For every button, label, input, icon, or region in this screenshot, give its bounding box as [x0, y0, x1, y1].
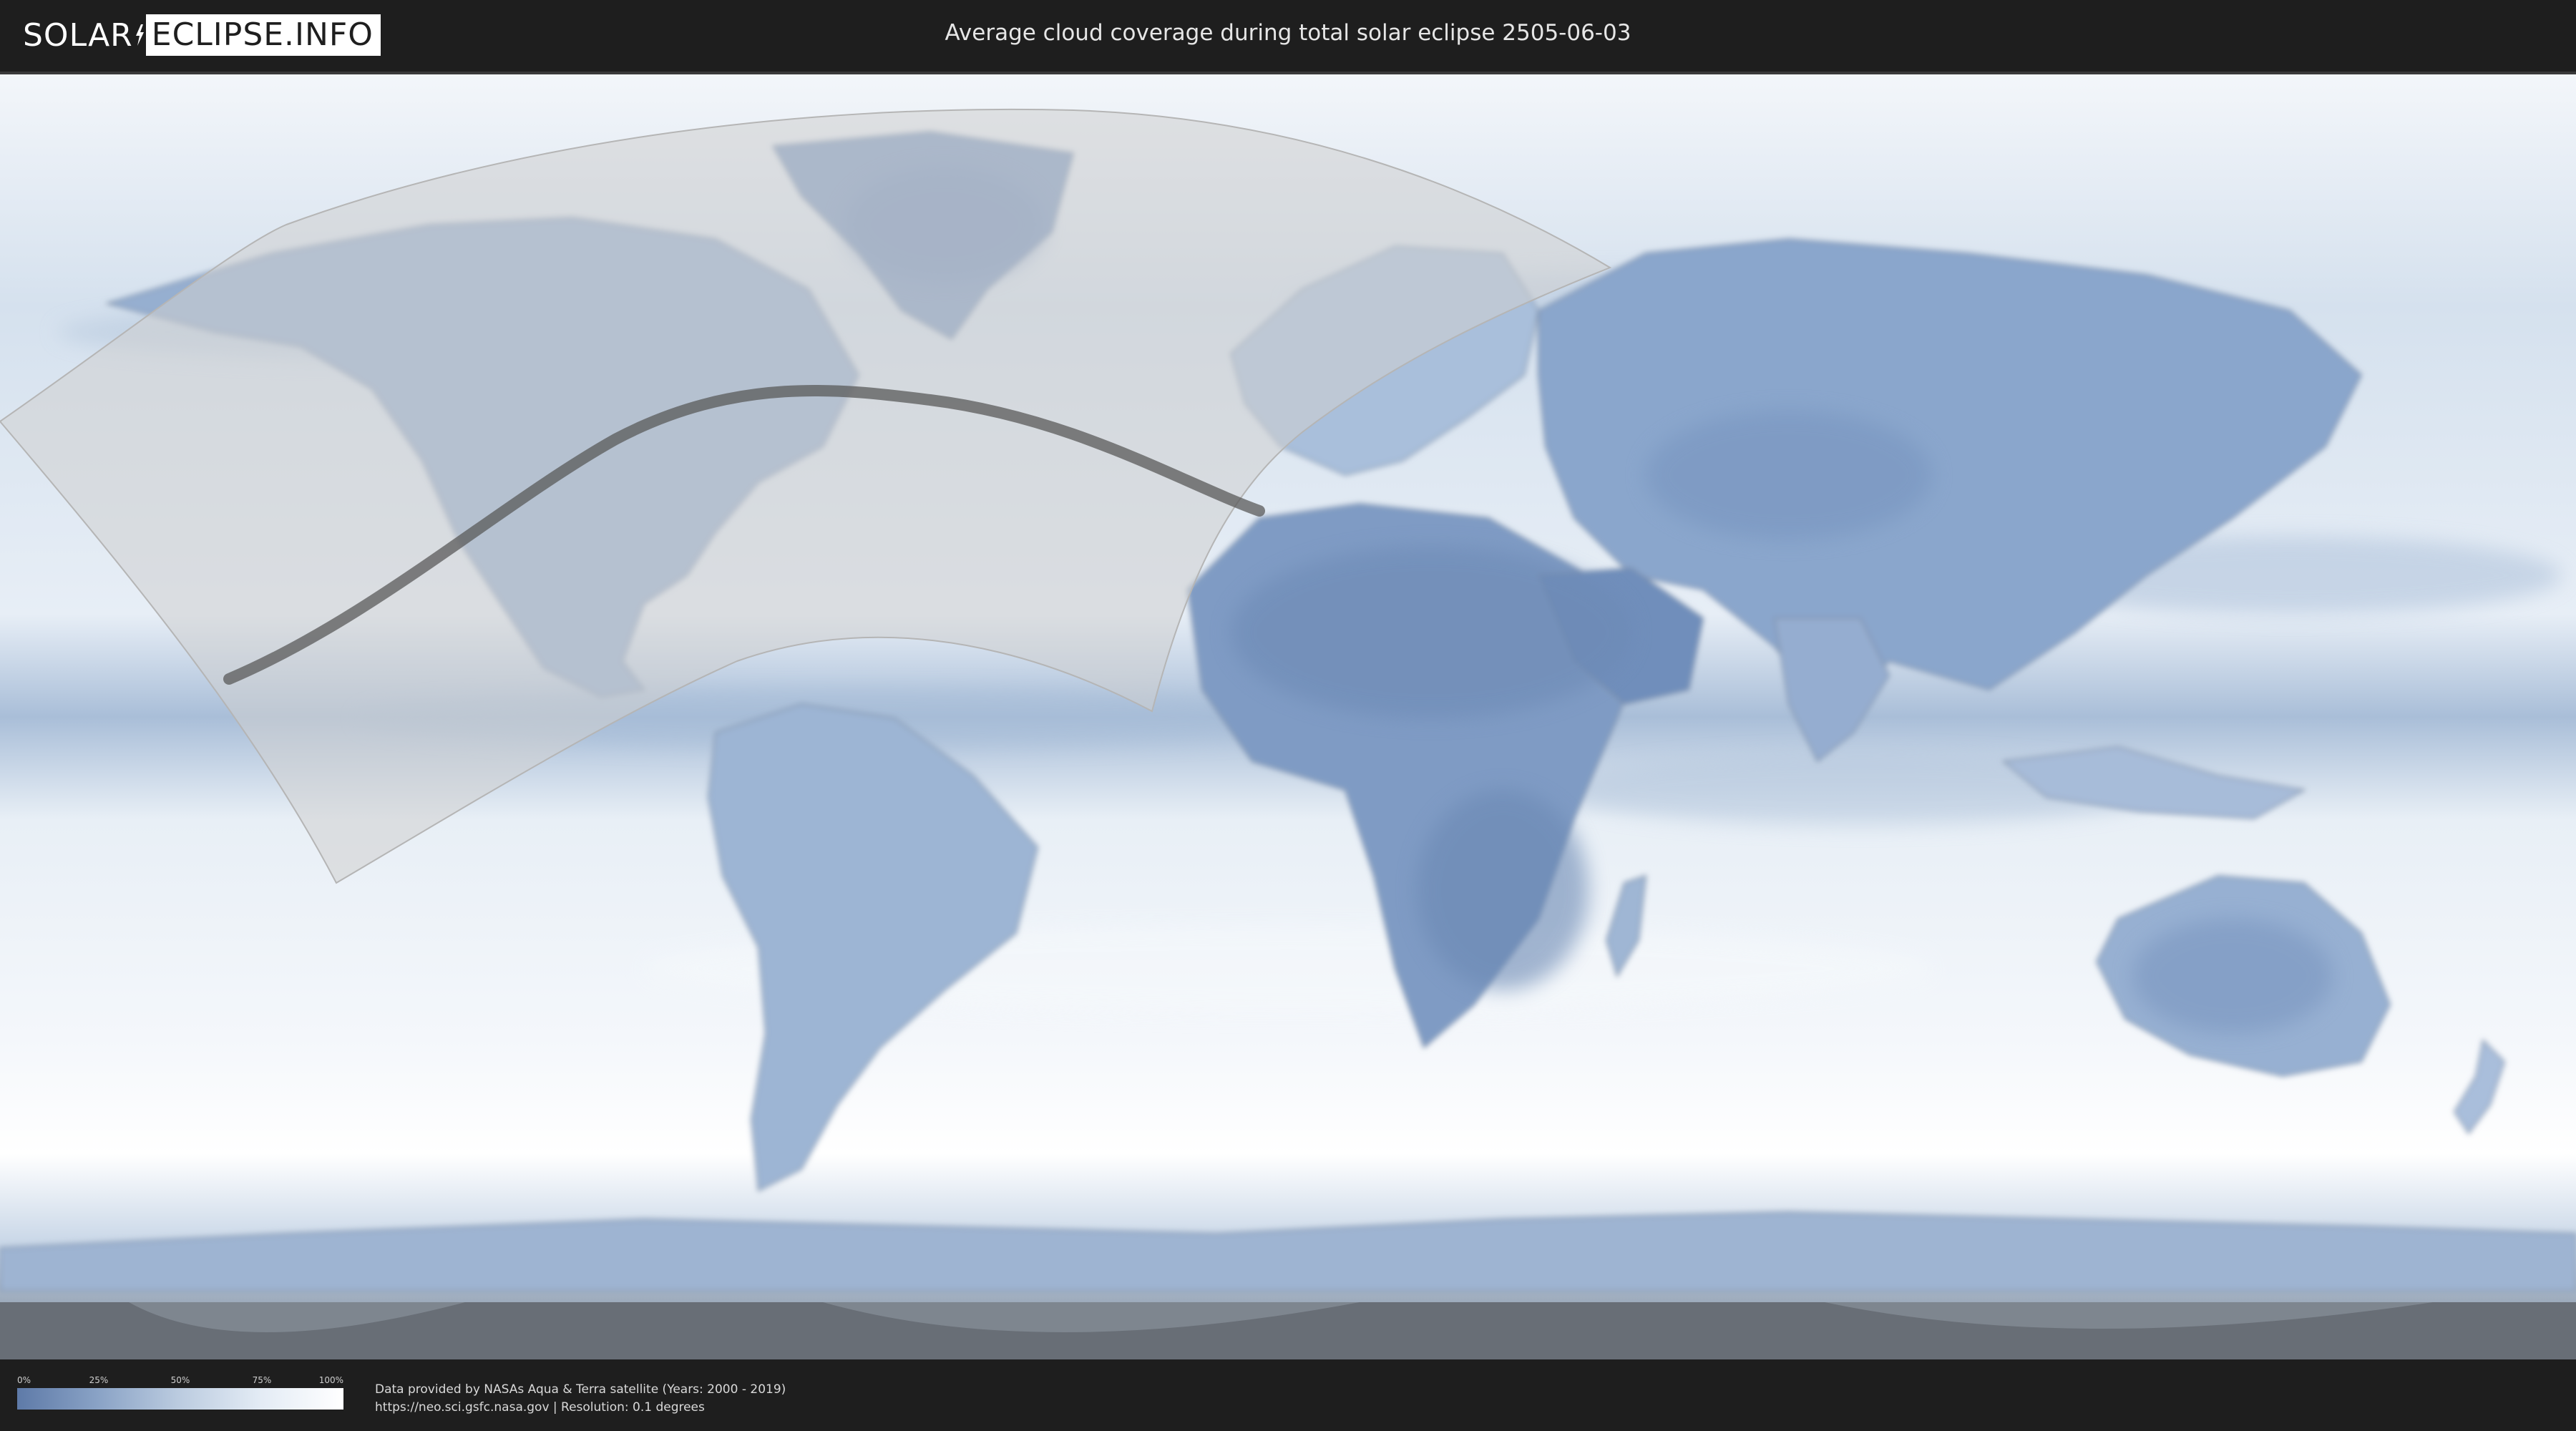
data-credits: Data provided by NASAs Aqua & Terra sate…	[375, 1381, 786, 1417]
legend-tick-0: 0%	[17, 1375, 31, 1385]
legend-tick-25: 25%	[89, 1375, 109, 1385]
legend-tick-75: 75%	[252, 1375, 272, 1385]
legend-ticks: 0% 25% 50% 75% 100%	[17, 1375, 343, 1388]
cloud-coverage-legend: 0% 25% 50% 75% 100%	[17, 1375, 343, 1410]
south-polar-strip	[0, 1302, 2576, 1359]
page-title: Average cloud coverage during total sola…	[945, 20, 1631, 46]
legend-tick-100: 100%	[318, 1375, 343, 1385]
footer-bar: 0% 25% 50% 75% 100% Data provided by NAS…	[0, 1359, 2576, 1431]
header-bar: SOLAR ECLIPSE.INFO Average cloud coverag…	[0, 0, 2576, 72]
legend-gradient-bar	[17, 1388, 343, 1410]
world-map-svg	[0, 74, 2576, 1359]
credits-line-source: Data provided by NASAs Aqua & Terra sate…	[375, 1382, 786, 1397]
cloud-coverage-map[interactable]	[0, 72, 2576, 1359]
credits-line-url: https://neo.sci.gsfc.nasa.gov | Resoluti…	[375, 1400, 705, 1415]
legend-tick-50: 50%	[170, 1375, 190, 1385]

__________________________________________________

* PROBLEM DETAILS
Reproduce every line of the entries above verbatim, leaving out any pictures.

* RESULT FOR THIS EXERCISE
For every button, label, input, icon, or region in this screenshot, give its bounding box as [x0, y0, x1, y1].
data-credits: Data provided by NASAs Aqua & Terra sate…	[375, 1381, 786, 1417]
legend-tick-0: 0%	[17, 1375, 31, 1385]
legend-tick-25: 25%	[89, 1375, 109, 1385]
legend-tick-75: 75%	[252, 1375, 272, 1385]
legend-ticks: 0% 25% 50% 75% 100%	[17, 1375, 343, 1388]
cloud-coverage-legend: 0% 25% 50% 75% 100%	[17, 1375, 343, 1410]
south-polar-strip	[0, 1302, 2576, 1359]
page-title: Average cloud coverage during total sola…	[945, 20, 1631, 46]
legend-tick-100: 100%	[318, 1375, 343, 1385]
footer-bar: 0% 25% 50% 75% 100% Data provided by NAS…	[0, 1359, 2576, 1431]
header-bar: SOLAR ECLIPSE.INFO Average cloud coverag…	[0, 0, 2576, 72]
legend-gradient-bar	[17, 1388, 343, 1410]
world-map-svg	[0, 74, 2576, 1359]
credits-line-source: Data provided by NASAs Aqua & Terra sate…	[375, 1382, 786, 1397]
cloud-coverage-map[interactable]	[0, 72, 2576, 1359]
credits-line-url: https://neo.sci.gsfc.nasa.gov | Resoluti…	[375, 1400, 705, 1415]
legend-tick-50: 50%	[170, 1375, 190, 1385]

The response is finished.